**EXERCISE AIM**:
Please retype the records below exactly, leaving out any pictures.

**GIVEN DATA**:
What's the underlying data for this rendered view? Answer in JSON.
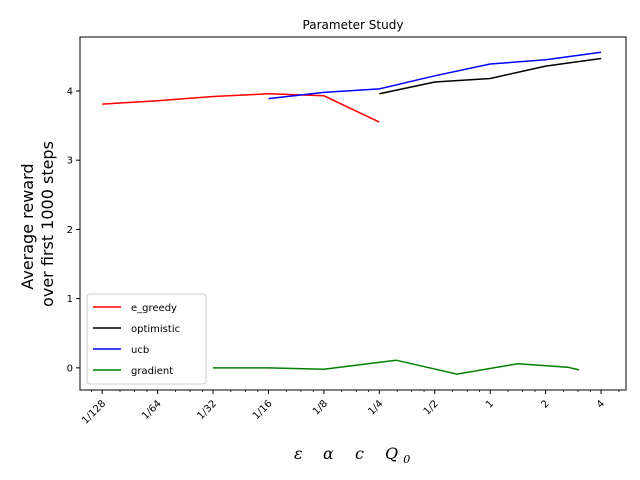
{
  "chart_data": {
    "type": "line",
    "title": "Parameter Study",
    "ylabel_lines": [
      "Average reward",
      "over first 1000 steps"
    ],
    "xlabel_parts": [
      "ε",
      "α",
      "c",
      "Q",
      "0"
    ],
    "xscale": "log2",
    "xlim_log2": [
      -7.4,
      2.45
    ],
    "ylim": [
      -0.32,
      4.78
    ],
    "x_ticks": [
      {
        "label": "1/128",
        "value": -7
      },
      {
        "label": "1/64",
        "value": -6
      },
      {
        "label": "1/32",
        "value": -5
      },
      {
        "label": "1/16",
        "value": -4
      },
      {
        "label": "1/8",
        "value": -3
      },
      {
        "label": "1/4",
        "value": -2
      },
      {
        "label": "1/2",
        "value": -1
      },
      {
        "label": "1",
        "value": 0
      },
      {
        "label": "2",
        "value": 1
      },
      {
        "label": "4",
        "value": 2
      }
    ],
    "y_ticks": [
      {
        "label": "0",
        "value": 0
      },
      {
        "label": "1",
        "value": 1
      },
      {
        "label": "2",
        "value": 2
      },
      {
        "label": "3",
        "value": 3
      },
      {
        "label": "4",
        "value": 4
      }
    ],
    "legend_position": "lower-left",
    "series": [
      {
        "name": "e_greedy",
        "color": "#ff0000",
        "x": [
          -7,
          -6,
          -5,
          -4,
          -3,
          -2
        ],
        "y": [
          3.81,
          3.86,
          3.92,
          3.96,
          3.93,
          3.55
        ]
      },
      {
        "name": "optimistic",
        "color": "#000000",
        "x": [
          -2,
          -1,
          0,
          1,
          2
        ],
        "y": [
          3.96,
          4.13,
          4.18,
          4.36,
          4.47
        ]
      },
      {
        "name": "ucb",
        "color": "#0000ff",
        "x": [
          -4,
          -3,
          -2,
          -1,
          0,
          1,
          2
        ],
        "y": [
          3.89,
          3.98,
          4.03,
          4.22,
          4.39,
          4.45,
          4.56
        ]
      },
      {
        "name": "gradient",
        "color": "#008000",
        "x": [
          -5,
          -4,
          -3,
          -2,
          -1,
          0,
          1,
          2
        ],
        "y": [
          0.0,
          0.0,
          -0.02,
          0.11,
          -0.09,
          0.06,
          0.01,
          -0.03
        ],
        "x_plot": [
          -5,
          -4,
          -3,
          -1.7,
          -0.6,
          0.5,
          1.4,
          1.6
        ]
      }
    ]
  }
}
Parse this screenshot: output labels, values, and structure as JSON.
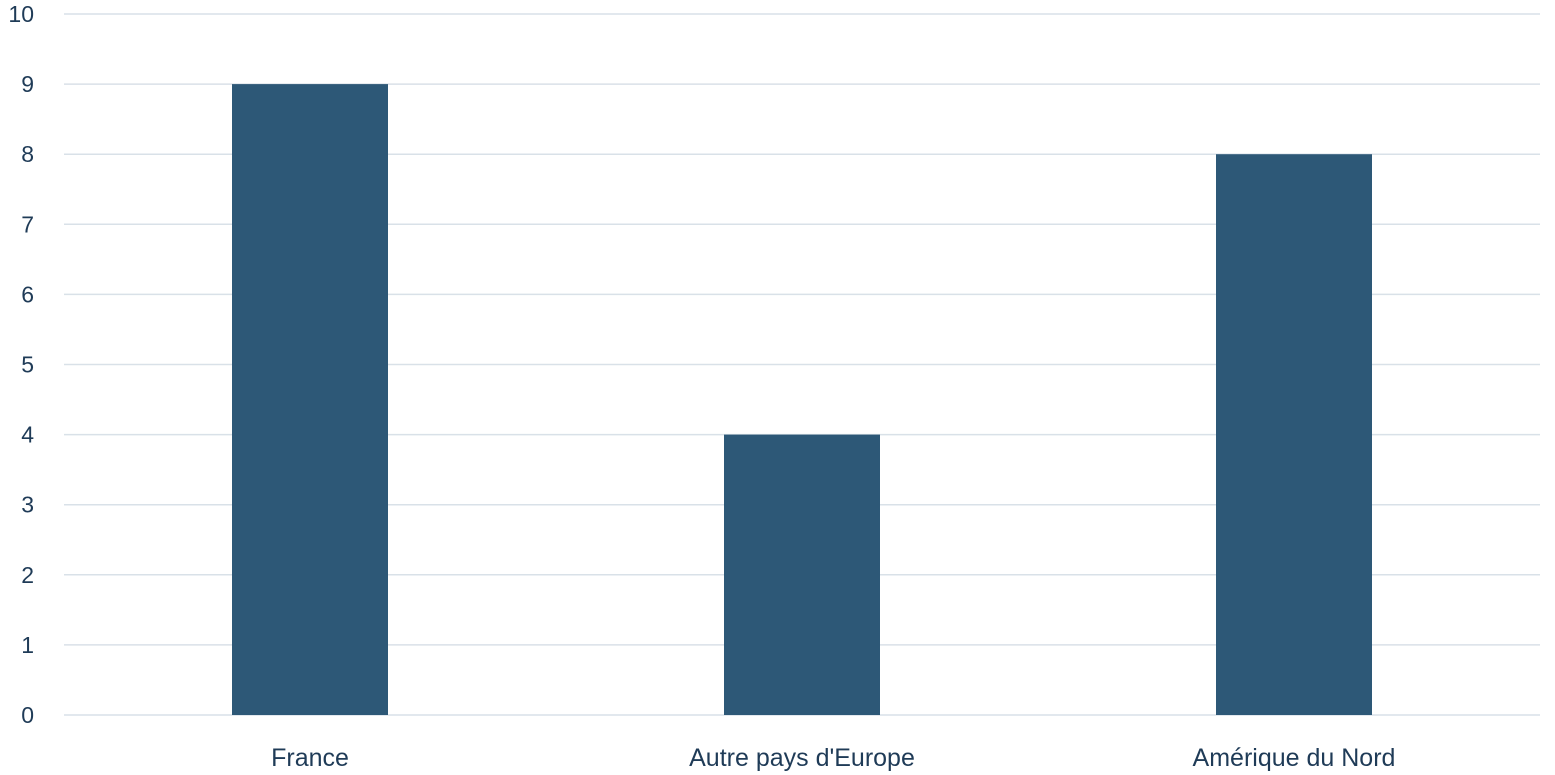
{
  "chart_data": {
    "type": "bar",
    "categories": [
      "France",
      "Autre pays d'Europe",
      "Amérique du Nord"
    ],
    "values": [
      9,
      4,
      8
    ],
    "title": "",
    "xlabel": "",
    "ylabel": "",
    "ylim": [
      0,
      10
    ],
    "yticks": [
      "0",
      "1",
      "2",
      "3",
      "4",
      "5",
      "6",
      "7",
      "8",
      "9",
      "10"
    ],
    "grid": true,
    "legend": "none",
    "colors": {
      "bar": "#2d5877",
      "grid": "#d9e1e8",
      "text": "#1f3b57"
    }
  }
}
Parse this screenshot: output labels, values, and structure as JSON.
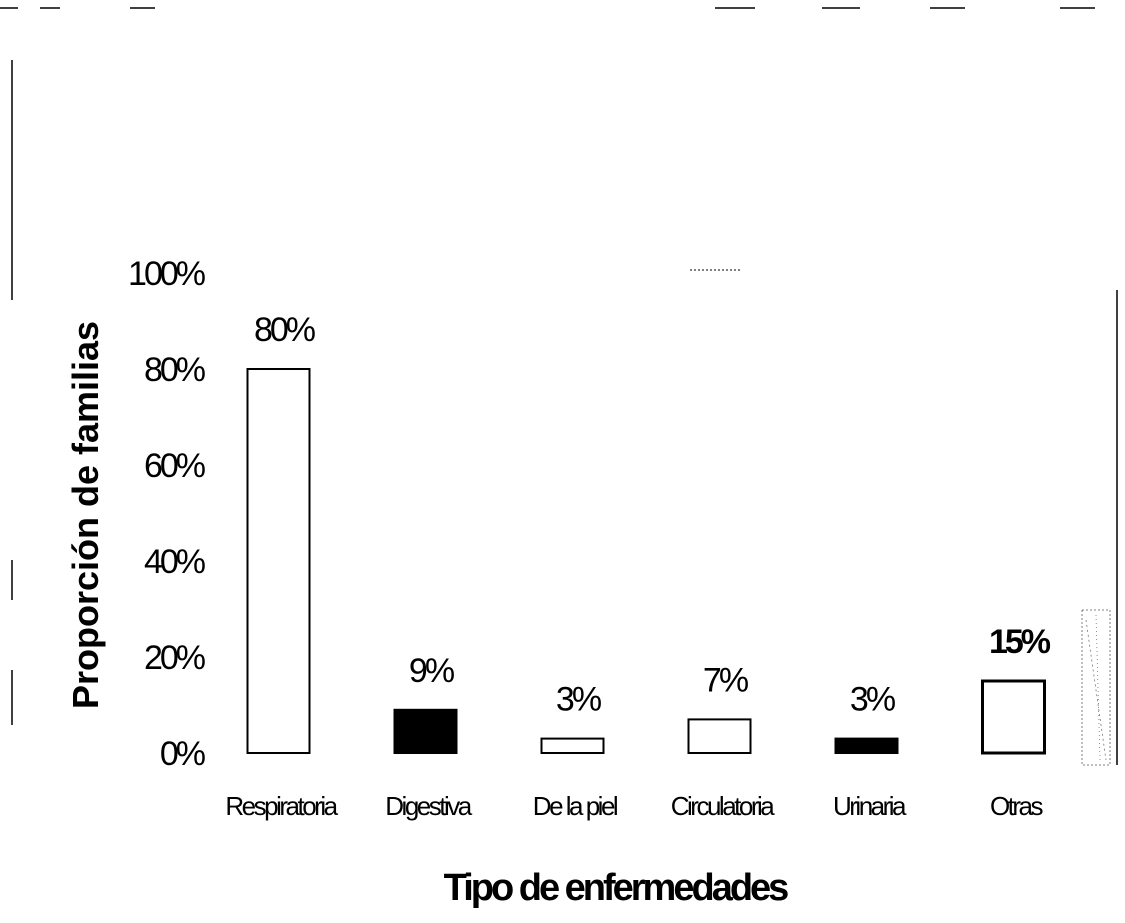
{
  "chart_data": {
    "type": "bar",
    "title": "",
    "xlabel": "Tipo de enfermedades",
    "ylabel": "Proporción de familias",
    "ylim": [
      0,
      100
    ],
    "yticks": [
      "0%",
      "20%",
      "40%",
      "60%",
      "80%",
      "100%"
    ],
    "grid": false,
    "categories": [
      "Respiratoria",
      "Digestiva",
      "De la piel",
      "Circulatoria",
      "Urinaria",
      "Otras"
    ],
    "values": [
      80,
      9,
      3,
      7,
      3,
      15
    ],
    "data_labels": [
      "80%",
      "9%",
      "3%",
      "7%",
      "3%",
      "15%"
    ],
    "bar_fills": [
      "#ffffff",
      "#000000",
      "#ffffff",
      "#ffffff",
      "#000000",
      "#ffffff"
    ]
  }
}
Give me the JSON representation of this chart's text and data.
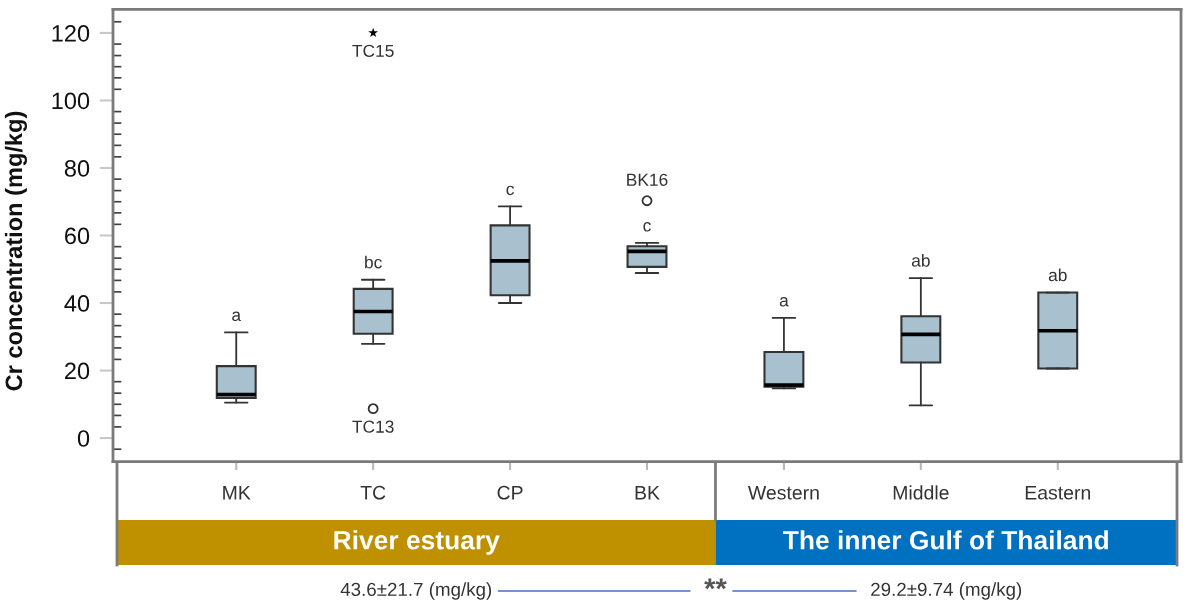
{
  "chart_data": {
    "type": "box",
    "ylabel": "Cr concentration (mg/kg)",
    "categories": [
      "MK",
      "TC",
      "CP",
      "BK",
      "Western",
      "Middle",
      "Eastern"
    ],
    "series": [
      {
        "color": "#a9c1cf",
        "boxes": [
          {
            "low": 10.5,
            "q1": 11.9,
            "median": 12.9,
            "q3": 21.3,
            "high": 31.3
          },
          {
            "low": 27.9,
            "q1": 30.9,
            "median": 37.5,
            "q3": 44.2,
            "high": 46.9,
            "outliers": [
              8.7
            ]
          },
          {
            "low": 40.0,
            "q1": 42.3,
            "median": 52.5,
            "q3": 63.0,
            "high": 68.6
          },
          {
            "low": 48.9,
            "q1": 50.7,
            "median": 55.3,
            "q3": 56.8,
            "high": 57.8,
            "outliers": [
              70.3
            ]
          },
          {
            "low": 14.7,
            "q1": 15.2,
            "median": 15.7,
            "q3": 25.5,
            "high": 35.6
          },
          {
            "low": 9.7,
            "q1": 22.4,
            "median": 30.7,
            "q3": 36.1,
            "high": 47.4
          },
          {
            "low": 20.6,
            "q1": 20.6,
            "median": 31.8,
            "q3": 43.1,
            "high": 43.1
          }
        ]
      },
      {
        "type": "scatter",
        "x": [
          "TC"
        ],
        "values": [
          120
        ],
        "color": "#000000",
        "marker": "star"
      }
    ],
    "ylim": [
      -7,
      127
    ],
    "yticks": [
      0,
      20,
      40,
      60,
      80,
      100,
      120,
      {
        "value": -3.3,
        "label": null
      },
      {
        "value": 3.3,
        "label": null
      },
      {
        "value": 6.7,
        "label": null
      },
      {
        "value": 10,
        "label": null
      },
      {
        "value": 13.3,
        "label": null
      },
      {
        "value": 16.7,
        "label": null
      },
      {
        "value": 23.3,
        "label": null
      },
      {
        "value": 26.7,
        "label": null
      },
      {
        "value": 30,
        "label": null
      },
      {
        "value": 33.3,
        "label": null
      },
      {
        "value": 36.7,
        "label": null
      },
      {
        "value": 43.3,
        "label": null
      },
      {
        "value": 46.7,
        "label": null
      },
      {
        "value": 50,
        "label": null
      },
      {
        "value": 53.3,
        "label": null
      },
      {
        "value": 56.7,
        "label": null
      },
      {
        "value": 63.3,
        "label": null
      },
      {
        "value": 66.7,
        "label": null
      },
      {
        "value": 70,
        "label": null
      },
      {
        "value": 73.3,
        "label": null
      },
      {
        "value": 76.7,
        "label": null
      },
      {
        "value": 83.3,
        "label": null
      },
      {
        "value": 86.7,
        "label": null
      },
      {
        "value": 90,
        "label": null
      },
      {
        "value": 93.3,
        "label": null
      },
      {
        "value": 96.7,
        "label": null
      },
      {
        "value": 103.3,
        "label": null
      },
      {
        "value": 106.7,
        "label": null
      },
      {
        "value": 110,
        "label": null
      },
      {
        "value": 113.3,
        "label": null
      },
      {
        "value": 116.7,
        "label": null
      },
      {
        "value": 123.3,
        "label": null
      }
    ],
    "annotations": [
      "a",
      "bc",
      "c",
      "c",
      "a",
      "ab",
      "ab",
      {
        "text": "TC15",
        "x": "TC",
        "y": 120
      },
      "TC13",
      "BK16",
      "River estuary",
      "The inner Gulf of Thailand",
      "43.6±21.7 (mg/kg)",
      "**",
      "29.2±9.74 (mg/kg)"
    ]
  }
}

**FINISHED TASK**:
What's the underlying data for this rendered view? Answer in JSON.
{
  "chart_data": {
    "type": "line",
    "title": "Parameter Study",
    "ylabel_lines": [
      "Average reward",
      "over first 1000 steps"
    ],
    "xlabel_parts": [
      "ε",
      "α",
      "c",
      "Q",
      "0"
    ],
    "xscale": "log2",
    "xlim_log2": [
      -7.4,
      2.45
    ],
    "ylim": [
      -0.32,
      4.78
    ],
    "x_ticks": [
      {
        "label": "1/128",
        "value": -7
      },
      {
        "label": "1/64",
        "value": -6
      },
      {
        "label": "1/32",
        "value": -5
      },
      {
        "label": "1/16",
        "value": -4
      },
      {
        "label": "1/8",
        "value": -3
      },
      {
        "label": "1/4",
        "value": -2
      },
      {
        "label": "1/2",
        "value": -1
      },
      {
        "label": "1",
        "value": 0
      },
      {
        "label": "2",
        "value": 1
      },
      {
        "label": "4",
        "value": 2
      }
    ],
    "y_ticks": [
      {
        "label": "0",
        "value": 0
      },
      {
        "label": "1",
        "value": 1
      },
      {
        "label": "2",
        "value": 2
      },
      {
        "label": "3",
        "value": 3
      },
      {
        "label": "4",
        "value": 4
      }
    ],
    "legend_position": "lower-left",
    "series": [
      {
        "name": "e_greedy",
        "color": "#ff0000",
        "x": [
          -7,
          -6,
          -5,
          -4,
          -3,
          -2
        ],
        "y": [
          3.81,
          3.86,
          3.92,
          3.96,
          3.93,
          3.55
        ]
      },
      {
        "name": "optimistic",
        "color": "#000000",
        "x": [
          -2,
          -1,
          0,
          1,
          2
        ],
        "y": [
          3.96,
          4.13,
          4.18,
          4.36,
          4.47
        ]
      },
      {
        "name": "ucb",
        "color": "#0000ff",
        "x": [
          -4,
          -3,
          -2,
          -1,
          0,
          1,
          2
        ],
        "y": [
          3.89,
          3.98,
          4.03,
          4.22,
          4.39,
          4.45,
          4.56
        ]
      },
      {
        "name": "gradient",
        "color": "#008000",
        "x": [
          -5,
          -4,
          -3,
          -2,
          -1,
          0,
          1,
          2
        ],
        "y": [
          0.0,
          0.0,
          -0.02,
          0.11,
          -0.09,
          0.06,
          0.01,
          -0.03
        ],
        "x_plot": [
          -5,
          -4,
          -3,
          -1.7,
          -0.6,
          0.5,
          1.4,
          1.6
        ]
      }
    ]
  }
}
Parse this screenshot: output labels, values, and structure as JSON.
{
  "chart_data": {
    "type": "bar",
    "categories": [
      "France",
      "Autre pays d'Europe",
      "Amérique du Nord"
    ],
    "values": [
      9,
      4,
      8
    ],
    "title": "",
    "xlabel": "",
    "ylabel": "",
    "ylim": [
      0,
      10
    ],
    "yticks": [
      "0",
      "1",
      "2",
      "3",
      "4",
      "5",
      "6",
      "7",
      "8",
      "9",
      "10"
    ],
    "grid": true,
    "legend": "none",
    "colors": {
      "bar": "#2d5877",
      "grid": "#d9e1e8",
      "text": "#1f3b57"
    }
  }
}
Parse this screenshot: output labels, values, and structure as JSON.
{
  "chart_data": {
    "type": "bar",
    "title": "",
    "xlabel": "Tipo de enfermedades",
    "ylabel": "Proporción de familias",
    "ylim": [
      0,
      100
    ],
    "yticks": [
      "0%",
      "20%",
      "40%",
      "60%",
      "80%",
      "100%"
    ],
    "grid": false,
    "categories": [
      "Respiratoria",
      "Digestiva",
      "De la piel",
      "Circulatoria",
      "Urinaria",
      "Otras"
    ],
    "values": [
      80,
      9,
      3,
      7,
      3,
      15
    ],
    "data_labels": [
      "80%",
      "9%",
      "3%",
      "7%",
      "3%",
      "15%"
    ],
    "bar_fills": [
      "#ffffff",
      "#000000",
      "#ffffff",
      "#ffffff",
      "#000000",
      "#ffffff"
    ]
  }
}
Give me the JSON representation of this chart's text and data.
{
  "chart_data": {
    "type": "box",
    "ylabel": "Cr concentration (mg/kg)",
    "categories": [
      "MK",
      "TC",
      "CP",
      "BK",
      "Western",
      "Middle",
      "Eastern"
    ],
    "series": [
      {
        "color": "#a9c1cf",
        "boxes": [
          {
            "low": 10.5,
            "q1": 11.9,
            "median": 12.9,
            "q3": 21.3,
            "high": 31.3
          },
          {
            "low": 27.9,
            "q1": 30.9,
            "median": 37.5,
            "q3": 44.2,
            "high": 46.9,
            "outliers": [
              8.7
            ]
          },
          {
            "low": 40.0,
            "q1": 42.3,
            "median": 52.5,
            "q3": 63.0,
            "high": 68.6
          },
          {
            "low": 48.9,
            "q1": 50.7,
            "median": 55.3,
            "q3": 56.8,
            "high": 57.8,
            "outliers": [
              70.3
            ]
          },
          {
            "low": 14.7,
            "q1": 15.2,
            "median": 15.7,
            "q3": 25.5,
            "high": 35.6
          },
          {
            "low": 9.7,
            "q1": 22.4,
            "median": 30.7,
            "q3": 36.1,
            "high": 47.4
          },
          {
            "low": 20.6,
            "q1": 20.6,
            "median": 31.8,
            "q3": 43.1,
            "high": 43.1
          }
        ]
      },
      {
        "type": "scatter",
        "x": [
          "TC"
        ],
        "values": [
          120
        ],
        "color": "#000000",
        "marker": "star"
      }
    ],
    "ylim": [
      -7,
      127
    ],
    "yticks": [
      0,
      20,
      40,
      60,
      80,
      100,
      120,
      {
        "value": -3.3,
        "label": null
      },
      {
        "value": 3.3,
        "label": null
      },
      {
        "value": 6.7,
        "label": null
      },
      {
        "value": 10,
        "label": null
      },
      {
        "value": 13.3,
        "label": null
      },
      {
        "value": 16.7,
        "label": null
      },
      {
        "value": 23.3,
        "label": null
      },
      {
        "value": 26.7,
        "label": null
      },
      {
        "value": 30,
        "label": null
      },
      {
        "value": 33.3,
        "label": null
      },
      {
        "value": 36.7,
        "label": null
      },
      {
        "value": 43.3,
        "label": null
      },
      {
        "value": 46.7,
        "label": null
      },
      {
        "value": 50,
        "label": null
      },
      {
        "value": 53.3,
        "label": null
      },
      {
        "value": 56.7,
        "label": null
      },
      {
        "value": 63.3,
        "label": null
      },
      {
        "value": 66.7,
        "label": null
      },
      {
        "value": 70,
        "label": null
      },
      {
        "value": 73.3,
        "label": null
      },
      {
        "value": 76.7,
        "label": null
      },
      {
        "value": 83.3,
        "label": null
      },
      {
        "value": 86.7,
        "label": null
      },
      {
        "value": 90,
        "label": null
      },
      {
        "value": 93.3,
        "label": null
      },
      {
        "value": 96.7,
        "label": null
      },
      {
        "value": 103.3,
        "label": null
      },
      {
        "value": 106.7,
        "label": null
      },
      {
        "value": 110,
        "label": null
      },
      {
        "value": 113.3,
        "label": null
      },
      {
        "value": 116.7,
        "label": null
      },
      {
        "value": 123.3,
        "label": null
      }
    ],
    "annotations": [
      "a",
      "bc",
      "c",
      "c",
      "a",
      "ab",
      "ab",
      {
        "text": "TC15",
        "x": "TC",
        "y": 120
      },
      "TC13",
      "BK16",
      "River estuary",
      "The inner Gulf of Thailand",
      "43.6±21.7 (mg/kg)",
      "**",
      "29.2±9.74 (mg/kg)"
    ]
  }
}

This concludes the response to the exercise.